*EXERCISE AIM*
Write out the whole listing word for word.
— Begin GIVEN ENTRIES —
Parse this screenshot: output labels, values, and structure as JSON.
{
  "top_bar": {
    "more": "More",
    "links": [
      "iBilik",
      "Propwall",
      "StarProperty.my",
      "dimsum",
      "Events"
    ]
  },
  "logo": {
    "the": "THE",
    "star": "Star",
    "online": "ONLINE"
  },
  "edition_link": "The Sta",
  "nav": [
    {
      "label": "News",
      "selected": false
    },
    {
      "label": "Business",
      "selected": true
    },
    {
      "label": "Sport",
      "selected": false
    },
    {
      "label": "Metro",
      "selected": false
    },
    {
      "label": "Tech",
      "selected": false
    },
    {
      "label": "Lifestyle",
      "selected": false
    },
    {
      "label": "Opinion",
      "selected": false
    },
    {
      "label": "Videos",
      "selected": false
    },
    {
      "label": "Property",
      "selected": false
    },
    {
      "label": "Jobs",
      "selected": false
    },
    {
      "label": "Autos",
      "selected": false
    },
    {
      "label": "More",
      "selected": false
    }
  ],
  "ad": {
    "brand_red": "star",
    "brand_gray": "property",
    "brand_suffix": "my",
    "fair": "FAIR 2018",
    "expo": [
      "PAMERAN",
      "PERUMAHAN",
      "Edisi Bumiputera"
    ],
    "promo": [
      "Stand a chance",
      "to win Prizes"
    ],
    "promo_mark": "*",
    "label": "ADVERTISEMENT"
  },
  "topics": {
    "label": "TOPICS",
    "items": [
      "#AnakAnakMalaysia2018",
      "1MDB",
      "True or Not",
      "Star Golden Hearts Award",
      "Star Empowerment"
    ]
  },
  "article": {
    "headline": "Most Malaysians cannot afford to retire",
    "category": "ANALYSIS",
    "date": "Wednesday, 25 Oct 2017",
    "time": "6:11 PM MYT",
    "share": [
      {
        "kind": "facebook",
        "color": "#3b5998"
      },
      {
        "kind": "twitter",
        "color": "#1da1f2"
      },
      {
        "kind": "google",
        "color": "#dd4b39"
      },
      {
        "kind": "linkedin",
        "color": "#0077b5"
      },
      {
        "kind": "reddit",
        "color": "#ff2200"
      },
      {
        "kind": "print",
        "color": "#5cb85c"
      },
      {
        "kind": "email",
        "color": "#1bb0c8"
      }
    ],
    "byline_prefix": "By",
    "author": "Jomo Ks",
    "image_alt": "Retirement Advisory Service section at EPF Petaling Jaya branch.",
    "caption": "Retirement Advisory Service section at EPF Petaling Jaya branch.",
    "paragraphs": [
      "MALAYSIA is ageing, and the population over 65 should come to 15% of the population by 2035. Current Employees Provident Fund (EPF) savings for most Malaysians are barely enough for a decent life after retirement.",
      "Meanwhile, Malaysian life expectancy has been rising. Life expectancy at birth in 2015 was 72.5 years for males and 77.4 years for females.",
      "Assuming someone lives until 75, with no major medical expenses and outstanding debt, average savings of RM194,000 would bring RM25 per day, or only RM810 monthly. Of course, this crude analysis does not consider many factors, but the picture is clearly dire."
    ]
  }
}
— End GIVEN ENTRIES —
*SOLUTION FOR THIS EXERCISE*
Parse this screenshot: output labels, values, and structure as JSON.
{
  "top_bar": {
    "more": "More",
    "links": [
      "iBilik",
      "Propwall",
      "StarProperty.my",
      "dimsum",
      "Events"
    ]
  },
  "logo": {
    "the": "THE",
    "star": "Star",
    "online": "ONLINE"
  },
  "edition_link": "The Sta",
  "nav": [
    {
      "label": "News",
      "selected": false
    },
    {
      "label": "Business",
      "selected": true
    },
    {
      "label": "Sport",
      "selected": false
    },
    {
      "label": "Metro",
      "selected": false
    },
    {
      "label": "Tech",
      "selected": false
    },
    {
      "label": "Lifestyle",
      "selected": false
    },
    {
      "label": "Opinion",
      "selected": false
    },
    {
      "label": "Videos",
      "selected": false
    },
    {
      "label": "Property",
      "selected": false
    },
    {
      "label": "Jobs",
      "selected": false
    },
    {
      "label": "Autos",
      "selected": false
    },
    {
      "label": "More",
      "selected": false
    }
  ],
  "ad": {
    "brand_red": "star",
    "brand_gray": "property",
    "brand_suffix": "my",
    "fair": "FAIR 2018",
    "expo": [
      "PAMERAN",
      "PERUMAHAN",
      "Edisi Bumiputera"
    ],
    "promo": [
      "Stand a chance",
      "to win Prizes"
    ],
    "promo_mark": "*",
    "label": "ADVERTISEMENT"
  },
  "topics": {
    "label": "TOPICS",
    "items": [
      "#AnakAnakMalaysia2018",
      "1MDB",
      "True or Not",
      "Star Golden Hearts Award",
      "Star Empowerment"
    ]
  },
  "article": {
    "headline": "Most Malaysians cannot afford to retire",
    "category": "ANALYSIS",
    "date": "Wednesday, 25 Oct 2017",
    "time": "6:11 PM MYT",
    "share": [
      {
        "kind": "facebook",
        "color": "#3b5998"
      },
      {
        "kind": "twitter",
        "color": "#1da1f2"
      },
      {
        "kind": "google",
        "color": "#dd4b39"
      },
      {
        "kind": "linkedin",
        "color": "#0077b5"
      },
      {
        "kind": "reddit",
        "color": "#ff2200"
      },
      {
        "kind": "print",
        "color": "#5cb85c"
      },
      {
        "kind": "email",
        "color": "#1bb0c8"
      }
    ],
    "byline_prefix": "By",
    "author": "Jomo Ks",
    "image_alt": "Retirement Advisory Service section at EPF Petaling Jaya branch.",
    "caption": "Retirement Advisory Service section at EPF Petaling Jaya branch.",
    "paragraphs": [
      "MALAYSIA is ageing, and the population over 65 should come to 15% of the population by 2035. Current Employees Provident Fund (EPF) savings for most Malaysians are barely enough for a decent life after retirement.",
      "Meanwhile, Malaysian life expectancy has been rising. Life expectancy at birth in 2015 was 72.5 years for males and 77.4 years for females.",
      "Assuming someone lives until 75, with no major medical expenses and outstanding debt, average savings of RM194,000 would bring RM25 per day, or only RM810 monthly. Of course, this crude analysis does not consider many factors, but the picture is clearly dire."
    ]
  }
}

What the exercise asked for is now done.